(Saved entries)
-----

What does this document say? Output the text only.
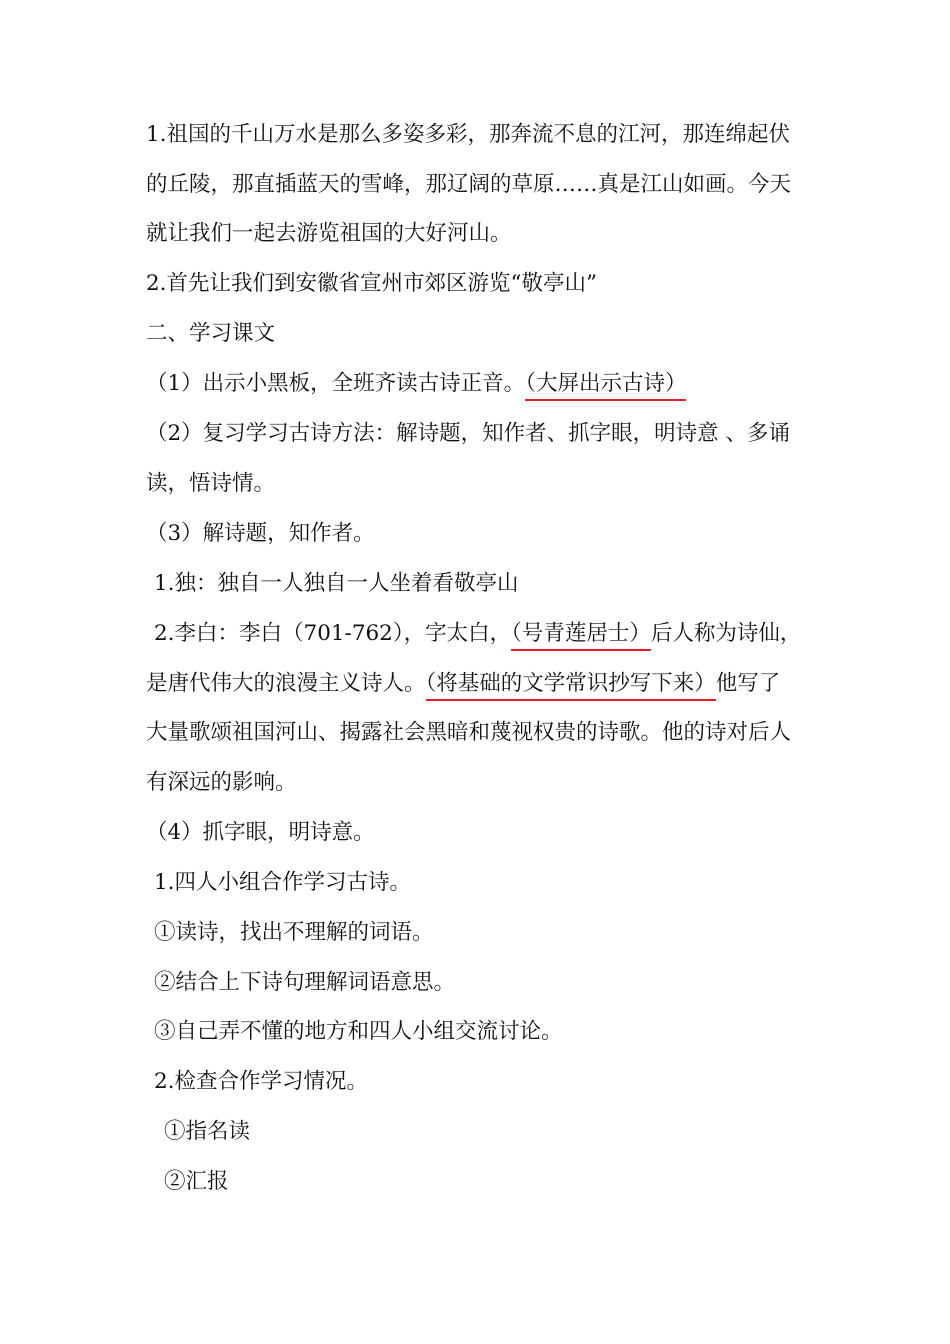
1.祖国的千山万水是那么多姿多彩，那奔流不息的江河，那连绵起伏
的丘陵，那直插蓝天的雪峰，那辽阔的草原……真是江山如画。今天
就让我们一起去游览祖国的大好河山。
2.首先让我们到安徽省宣州市郊区游览“敬亭山”
二、学习课文
（1）出示小黑板，全班齐读古诗正音。（大屏出示古诗）
（2）复习学习古诗方法：解诗题，知作者、抓字眼，明诗意 、多诵
读，悟诗情。
（3）解诗题，知作者。
1.独：独自一人独自一人坐着看敬亭山
2.李白：李白（701-762），字太白，（号青莲居士）后人称为诗仙，
是唐代伟大的浪漫主义诗人。（将基础的文学常识抄写下来）他写了
大量歌颂祖国河山、揭露社会黑暗和蔑视权贵的诗歌。他的诗对后人
有深远的影响。
（4）抓字眼，明诗意。
1.四人小组合作学习古诗。
①读诗，找出不理解的词语。
②结合上下诗句理解词语意思。
③自己弄不懂的地方和四人小组交流讨论。
2.检查合作学习情况。
①指名读
②汇报
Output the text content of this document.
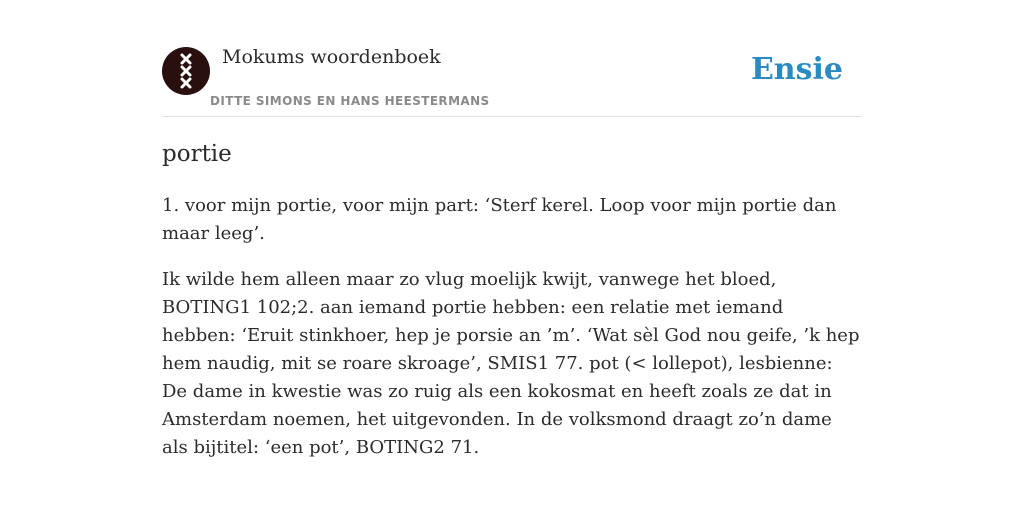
Mokums woordenboek
DITTE SIMONS EN HANS HEESTERMANS
Ensie
portie

1. voor mijn portie, voor mijn part: ‘Sterf kerel. Loop voor mijn portie dan maar leeg’.

Ik wilde hem alleen maar zo vlug moelijk kwijt, vanwege het bloed, BOTING1 102;2. aan iemand portie hebben: een relatie met iemand hebben: ‘Eruit stinkhoer, hep je porsie an ’m’. ‘Wat sèl God nou geife, ’k hep hem naudig, mit se roare skroage’, SMIS1 77. pot (< lollepot), lesbienne: De dame in kwestie was zo ruig als een kokosmat en heeft zoals ze dat in Amsterdam noemen, het uitgevonden. In de volksmond draagt zo’n dame als bijtitel: ‘een pot’, BOTING2 71.
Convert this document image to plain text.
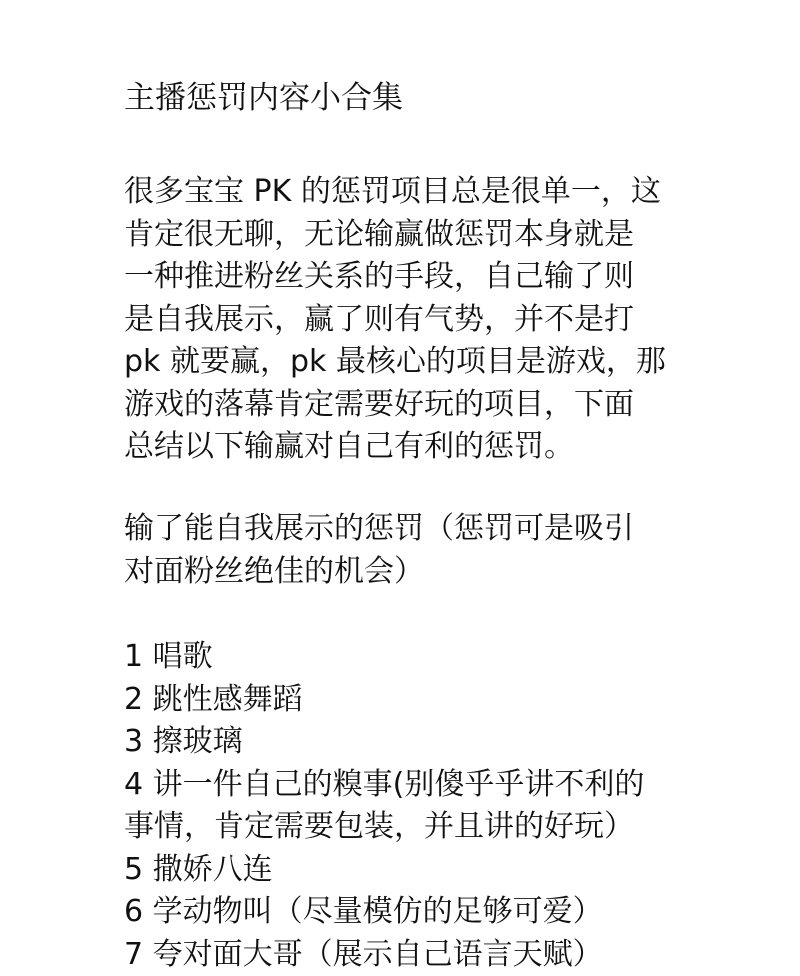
主播惩罚内容小合集
很多宝宝 PK 的惩罚项目总是很单一，这
肯定很无聊，无论输赢做惩罚本身就是
一种推进粉丝关系的手段，自己输了则
是自我展示，赢了则有气势，并不是打
pk 就要赢，pk 最核心的项目是游戏，那
游戏的落幕肯定需要好玩的项目，下面
总结以下输赢对自己有利的惩罚。
输了能自我展示的惩罚（惩罚可是吸引
对面粉丝绝佳的机会）
1 唱歌
2 跳性感舞蹈
3 擦玻璃
4 讲一件自己的糗事(别傻乎乎讲不利的
事情，肯定需要包装，并且讲的好玩）
5 撒娇八连
6 学动物叫（尽量模仿的足够可爱）
7 夸对面大哥（展示自己语言天赋）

-----

Reproduce exactly and only the lines from the one with "Convert this document image to plain text." through the last entry, both included, excluding every picture.

» Task response:
Convert this document image to plain text.
主播惩罚内容小合集
很多宝宝 PK 的惩罚项目总是很单一，这
肯定很无聊，无论输赢做惩罚本身就是
一种推进粉丝关系的手段，自己输了则
是自我展示，赢了则有气势，并不是打
pk 就要赢，pk 最核心的项目是游戏，那
游戏的落幕肯定需要好玩的项目，下面
总结以下输赢对自己有利的惩罚。
输了能自我展示的惩罚（惩罚可是吸引
对面粉丝绝佳的机会）
1 唱歌
2 跳性感舞蹈
3 擦玻璃
4 讲一件自己的糗事(别傻乎乎讲不利的
事情，肯定需要包装，并且讲的好玩）
5 撒娇八连
6 学动物叫（尽量模仿的足够可爱）
7 夸对面大哥（展示自己语言天赋）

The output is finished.